_Stated problem_. Look in the data below for the line that contains "OCR this image.". Copy that line and the remaining lines exactly.

_Data records_.
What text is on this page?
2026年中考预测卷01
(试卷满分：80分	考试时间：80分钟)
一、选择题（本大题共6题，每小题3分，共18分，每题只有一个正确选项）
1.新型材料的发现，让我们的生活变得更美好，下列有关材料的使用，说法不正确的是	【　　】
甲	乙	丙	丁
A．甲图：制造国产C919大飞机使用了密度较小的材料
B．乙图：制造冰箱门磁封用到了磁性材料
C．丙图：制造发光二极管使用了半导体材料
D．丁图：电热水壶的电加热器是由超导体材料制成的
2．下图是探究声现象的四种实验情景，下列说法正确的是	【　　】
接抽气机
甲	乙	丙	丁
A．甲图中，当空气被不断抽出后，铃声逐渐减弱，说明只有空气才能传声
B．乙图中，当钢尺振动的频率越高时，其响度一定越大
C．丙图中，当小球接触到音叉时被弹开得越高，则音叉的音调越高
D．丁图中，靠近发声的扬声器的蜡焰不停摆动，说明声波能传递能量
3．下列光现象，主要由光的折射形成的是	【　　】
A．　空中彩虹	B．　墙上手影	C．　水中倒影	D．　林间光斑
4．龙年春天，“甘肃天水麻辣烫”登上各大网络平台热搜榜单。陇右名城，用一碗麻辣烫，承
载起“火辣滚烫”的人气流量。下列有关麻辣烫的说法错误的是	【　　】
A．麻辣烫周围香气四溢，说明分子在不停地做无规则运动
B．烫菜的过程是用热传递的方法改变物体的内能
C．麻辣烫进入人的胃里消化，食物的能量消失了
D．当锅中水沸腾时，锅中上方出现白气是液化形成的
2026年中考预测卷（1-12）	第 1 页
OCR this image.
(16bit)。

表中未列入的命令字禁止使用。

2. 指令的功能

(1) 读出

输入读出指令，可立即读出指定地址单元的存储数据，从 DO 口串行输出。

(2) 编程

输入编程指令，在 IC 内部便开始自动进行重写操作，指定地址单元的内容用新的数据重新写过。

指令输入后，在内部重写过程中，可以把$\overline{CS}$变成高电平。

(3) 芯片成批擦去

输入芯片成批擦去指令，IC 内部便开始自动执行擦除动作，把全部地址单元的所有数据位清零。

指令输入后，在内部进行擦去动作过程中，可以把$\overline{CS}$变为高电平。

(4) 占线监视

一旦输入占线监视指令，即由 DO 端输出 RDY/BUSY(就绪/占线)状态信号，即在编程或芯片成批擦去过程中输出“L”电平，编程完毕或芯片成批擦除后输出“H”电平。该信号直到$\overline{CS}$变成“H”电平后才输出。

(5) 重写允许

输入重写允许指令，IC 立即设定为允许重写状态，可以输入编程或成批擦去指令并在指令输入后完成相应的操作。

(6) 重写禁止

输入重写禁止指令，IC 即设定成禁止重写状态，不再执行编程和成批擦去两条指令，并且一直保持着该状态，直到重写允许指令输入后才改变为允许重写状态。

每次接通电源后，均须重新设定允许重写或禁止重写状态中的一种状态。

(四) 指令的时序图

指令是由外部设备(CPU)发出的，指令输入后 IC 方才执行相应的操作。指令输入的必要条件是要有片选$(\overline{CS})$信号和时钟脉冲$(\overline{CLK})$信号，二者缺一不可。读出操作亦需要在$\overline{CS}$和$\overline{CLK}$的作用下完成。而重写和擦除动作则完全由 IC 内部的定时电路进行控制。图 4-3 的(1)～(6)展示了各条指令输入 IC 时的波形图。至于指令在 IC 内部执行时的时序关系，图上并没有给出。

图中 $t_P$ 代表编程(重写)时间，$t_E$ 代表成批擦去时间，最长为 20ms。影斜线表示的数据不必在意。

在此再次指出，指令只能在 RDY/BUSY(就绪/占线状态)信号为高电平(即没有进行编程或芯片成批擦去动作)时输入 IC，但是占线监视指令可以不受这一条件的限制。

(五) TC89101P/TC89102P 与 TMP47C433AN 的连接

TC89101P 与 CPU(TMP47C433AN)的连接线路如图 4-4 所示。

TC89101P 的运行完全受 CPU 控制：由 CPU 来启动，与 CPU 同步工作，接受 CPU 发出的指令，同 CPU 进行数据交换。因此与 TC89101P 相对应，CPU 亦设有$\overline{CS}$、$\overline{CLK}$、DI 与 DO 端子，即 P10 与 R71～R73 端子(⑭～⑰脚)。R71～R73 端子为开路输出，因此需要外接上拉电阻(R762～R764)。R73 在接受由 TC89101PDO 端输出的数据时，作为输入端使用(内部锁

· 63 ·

_Solution_.
OCR this image.
(16bit)。

表中未列入的命令字禁止使用。

2. 指令的功能

(1) 读出

输入读出指令，可立即读出指定地址单元的存储数据，从 DO 口串行输出。

(2) 编程

输入编程指令，在 IC 内部便开始自动进行重写操作，指定地址单元的内容用新的数据重新写过。

指令输入后，在内部重写过程中，可以把$\overline{CS}$变成高电平。

(3) 芯片成批擦去

输入芯片成批擦去指令，IC 内部便开始自动执行擦除动作，把全部地址单元的所有数据位清零。

指令输入后，在内部进行擦去动作过程中，可以把$\overline{CS}$变为高电平。

(4) 占线监视

一旦输入占线监视指令，即由 DO 端输出 RDY/BUSY(就绪/占线)状态信号，即在编程或芯片成批擦去过程中输出“L”电平，编程完毕或芯片成批擦除后输出“H”电平。该信号直到$\overline{CS}$变成“H”电平后才输出。

(5) 重写允许

输入重写允许指令，IC 立即设定为允许重写状态，可以输入编程或成批擦去指令并在指令输入后完成相应的操作。

(6) 重写禁止

输入重写禁止指令，IC 即设定成禁止重写状态，不再执行编程和成批擦去两条指令，并且一直保持着该状态，直到重写允许指令输入后才改变为允许重写状态。

每次接通电源后，均须重新设定允许重写或禁止重写状态中的一种状态。

(四) 指令的时序图

指令是由外部设备(CPU)发出的，指令输入后 IC 方才执行相应的操作。指令输入的必要条件是要有片选$(\overline{CS})$信号和时钟脉冲$(\overline{CLK})$信号，二者缺一不可。读出操作亦需要在$\overline{CS}$和$\overline{CLK}$的作用下完成。而重写和擦除动作则完全由 IC 内部的定时电路进行控制。图 4-3 的(1)～(6)展示了各条指令输入 IC 时的波形图。至于指令在 IC 内部执行时的时序关系，图上并没有给出。

图中 $t_P$ 代表编程(重写)时间，$t_E$ 代表成批擦去时间，最长为 20ms。影斜线表示的数据不必在意。

在此再次指出，指令只能在 RDY/BUSY(就绪/占线状态)信号为高电平(即没有进行编程或芯片成批擦去动作)时输入 IC，但是占线监视指令可以不受这一条件的限制。

(五) TC89101P/TC89102P 与 TMP47C433AN 的连接

TC89101P 与 CPU(TMP47C433AN)的连接线路如图 4-4 所示。

TC89101P 的运行完全受 CPU 控制：由 CPU 来启动，与 CPU 同步工作，接受 CPU 发出的指令，同 CPU 进行数据交换。因此与 TC89101P 相对应，CPU 亦设有$\overline{CS}$、$\overline{CLK}$、DI 与 DO 端子，即 P10 与 R71～R73 端子(⑭～⑰脚)。R71～R73 端子为开路输出，因此需要外接上拉电阻(R762～R764)。R73 在接受由 TC89101PDO 端输出的数据时，作为输入端使用(内部锁

· 63 ·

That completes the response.